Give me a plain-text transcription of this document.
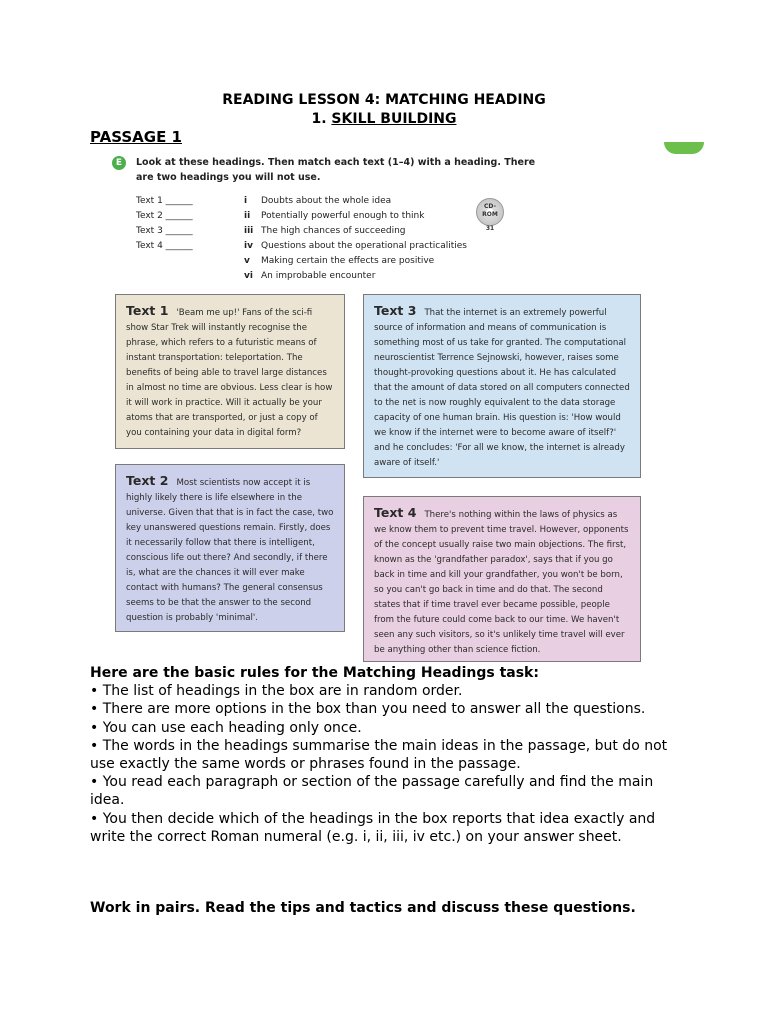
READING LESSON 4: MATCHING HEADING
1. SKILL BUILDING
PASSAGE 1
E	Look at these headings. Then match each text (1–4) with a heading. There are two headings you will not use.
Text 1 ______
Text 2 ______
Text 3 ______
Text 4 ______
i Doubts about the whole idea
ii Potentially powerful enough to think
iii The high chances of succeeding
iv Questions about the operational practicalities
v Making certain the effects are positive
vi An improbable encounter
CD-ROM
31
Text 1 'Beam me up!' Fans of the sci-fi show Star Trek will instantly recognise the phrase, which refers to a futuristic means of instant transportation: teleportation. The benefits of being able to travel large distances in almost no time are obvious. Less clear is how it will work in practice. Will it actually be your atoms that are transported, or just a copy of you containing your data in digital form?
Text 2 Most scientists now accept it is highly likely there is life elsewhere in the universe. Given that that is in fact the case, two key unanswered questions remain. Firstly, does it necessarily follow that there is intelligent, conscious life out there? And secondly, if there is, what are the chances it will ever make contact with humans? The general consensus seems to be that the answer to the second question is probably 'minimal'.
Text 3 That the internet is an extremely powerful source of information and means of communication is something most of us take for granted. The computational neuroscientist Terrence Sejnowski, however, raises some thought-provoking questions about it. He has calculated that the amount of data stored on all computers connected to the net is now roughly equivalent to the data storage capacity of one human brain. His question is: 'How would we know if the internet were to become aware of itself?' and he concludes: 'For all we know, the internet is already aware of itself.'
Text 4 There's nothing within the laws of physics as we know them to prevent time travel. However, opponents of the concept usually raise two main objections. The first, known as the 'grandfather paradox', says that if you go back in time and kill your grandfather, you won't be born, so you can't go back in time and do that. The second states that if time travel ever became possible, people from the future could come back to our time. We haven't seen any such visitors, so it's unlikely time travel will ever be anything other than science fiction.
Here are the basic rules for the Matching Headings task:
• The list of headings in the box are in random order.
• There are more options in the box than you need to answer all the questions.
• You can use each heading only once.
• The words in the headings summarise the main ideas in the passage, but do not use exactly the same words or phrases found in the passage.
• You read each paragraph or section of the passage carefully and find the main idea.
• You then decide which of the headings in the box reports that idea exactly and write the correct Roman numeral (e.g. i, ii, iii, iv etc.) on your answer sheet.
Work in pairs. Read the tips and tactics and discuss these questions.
------------------------------------------------------------
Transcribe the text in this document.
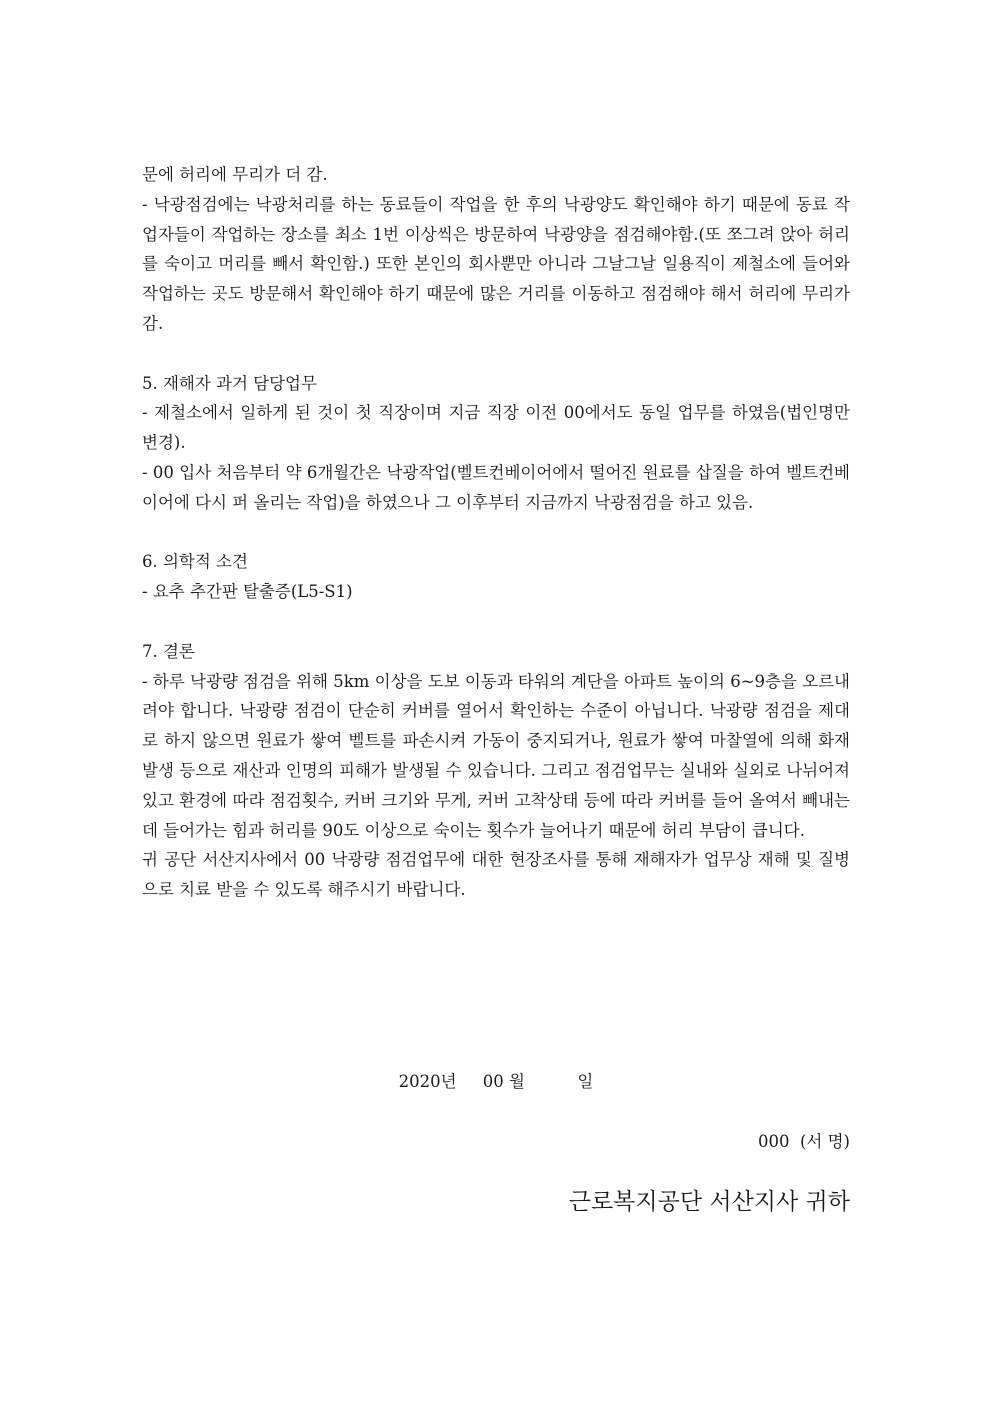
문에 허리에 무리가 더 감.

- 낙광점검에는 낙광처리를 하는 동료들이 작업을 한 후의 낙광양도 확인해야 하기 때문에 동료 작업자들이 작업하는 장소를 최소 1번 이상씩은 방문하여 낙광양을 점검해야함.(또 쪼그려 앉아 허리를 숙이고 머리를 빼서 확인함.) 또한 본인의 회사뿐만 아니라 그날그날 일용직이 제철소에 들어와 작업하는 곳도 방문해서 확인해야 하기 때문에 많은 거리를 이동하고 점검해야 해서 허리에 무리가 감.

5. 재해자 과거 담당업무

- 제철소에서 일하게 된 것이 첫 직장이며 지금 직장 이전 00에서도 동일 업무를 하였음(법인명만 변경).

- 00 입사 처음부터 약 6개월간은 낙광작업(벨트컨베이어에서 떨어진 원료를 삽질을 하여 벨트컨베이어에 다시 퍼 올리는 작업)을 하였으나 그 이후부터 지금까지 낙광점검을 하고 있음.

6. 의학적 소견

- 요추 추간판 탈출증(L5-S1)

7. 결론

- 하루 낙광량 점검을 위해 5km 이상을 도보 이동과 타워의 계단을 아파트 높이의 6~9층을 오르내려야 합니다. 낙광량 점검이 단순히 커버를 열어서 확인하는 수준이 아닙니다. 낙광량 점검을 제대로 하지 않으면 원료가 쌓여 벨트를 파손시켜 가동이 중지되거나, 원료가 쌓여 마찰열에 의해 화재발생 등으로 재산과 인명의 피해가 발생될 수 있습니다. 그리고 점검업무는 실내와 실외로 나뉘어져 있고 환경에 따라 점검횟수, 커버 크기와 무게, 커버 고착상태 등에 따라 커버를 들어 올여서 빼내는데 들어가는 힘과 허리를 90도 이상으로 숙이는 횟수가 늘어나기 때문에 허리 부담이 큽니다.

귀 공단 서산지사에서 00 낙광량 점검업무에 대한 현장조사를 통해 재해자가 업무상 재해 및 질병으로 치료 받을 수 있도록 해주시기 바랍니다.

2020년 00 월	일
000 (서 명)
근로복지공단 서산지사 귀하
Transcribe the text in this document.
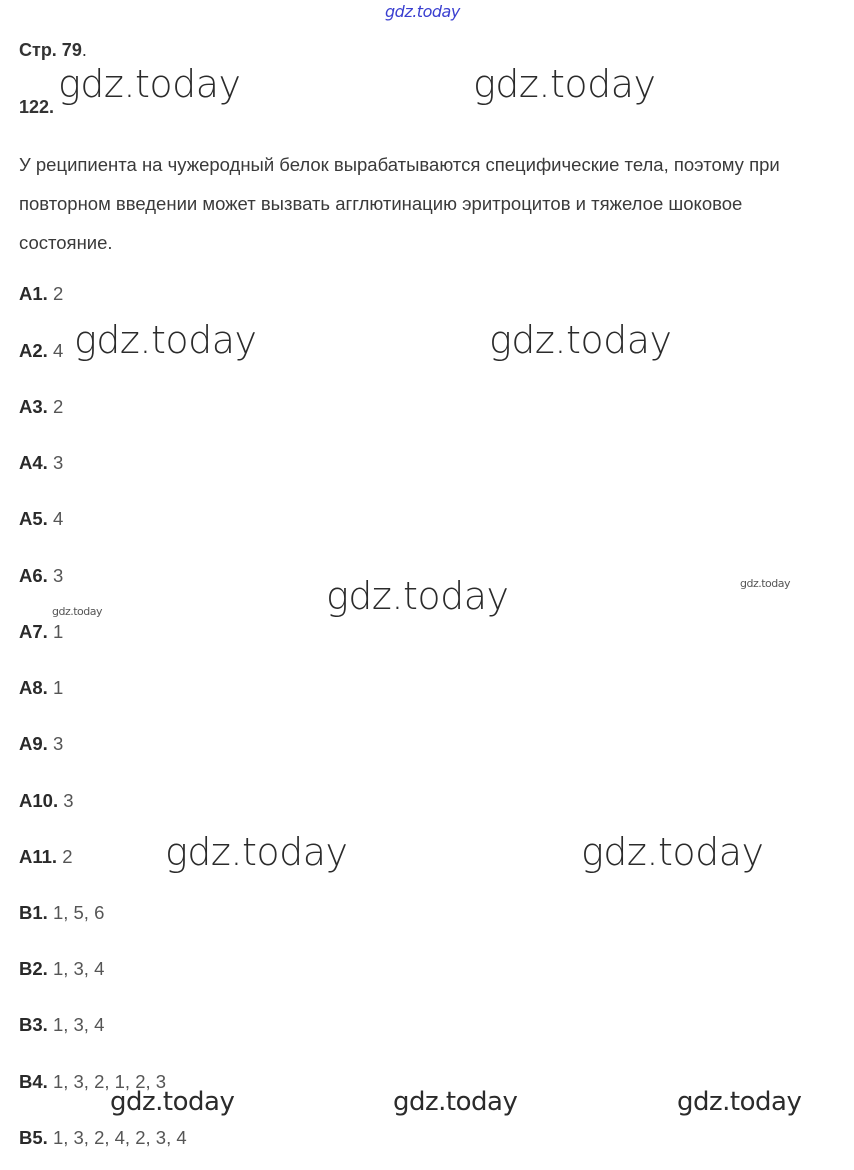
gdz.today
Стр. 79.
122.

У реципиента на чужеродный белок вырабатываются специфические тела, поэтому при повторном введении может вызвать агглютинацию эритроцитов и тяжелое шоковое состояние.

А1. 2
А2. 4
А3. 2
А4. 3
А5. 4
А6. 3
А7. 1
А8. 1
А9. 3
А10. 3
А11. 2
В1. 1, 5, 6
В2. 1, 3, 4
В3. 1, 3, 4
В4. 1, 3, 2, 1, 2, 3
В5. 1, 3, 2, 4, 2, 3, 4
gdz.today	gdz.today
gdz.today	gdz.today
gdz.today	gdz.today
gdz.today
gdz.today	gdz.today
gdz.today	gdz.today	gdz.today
------------------------------------------------------------
Short exercise
Identify each line holding the string "exactly", and copy it out.

The reply
• The words in the headings summarise the main ideas in the passage, but do not use exactly the same words or phrases found in the passage.
• You then decide which of the headings in the box reports that idea exactly and write the correct Roman numeral (e.g. i, ii, iii, iv etc.) on your answer sheet.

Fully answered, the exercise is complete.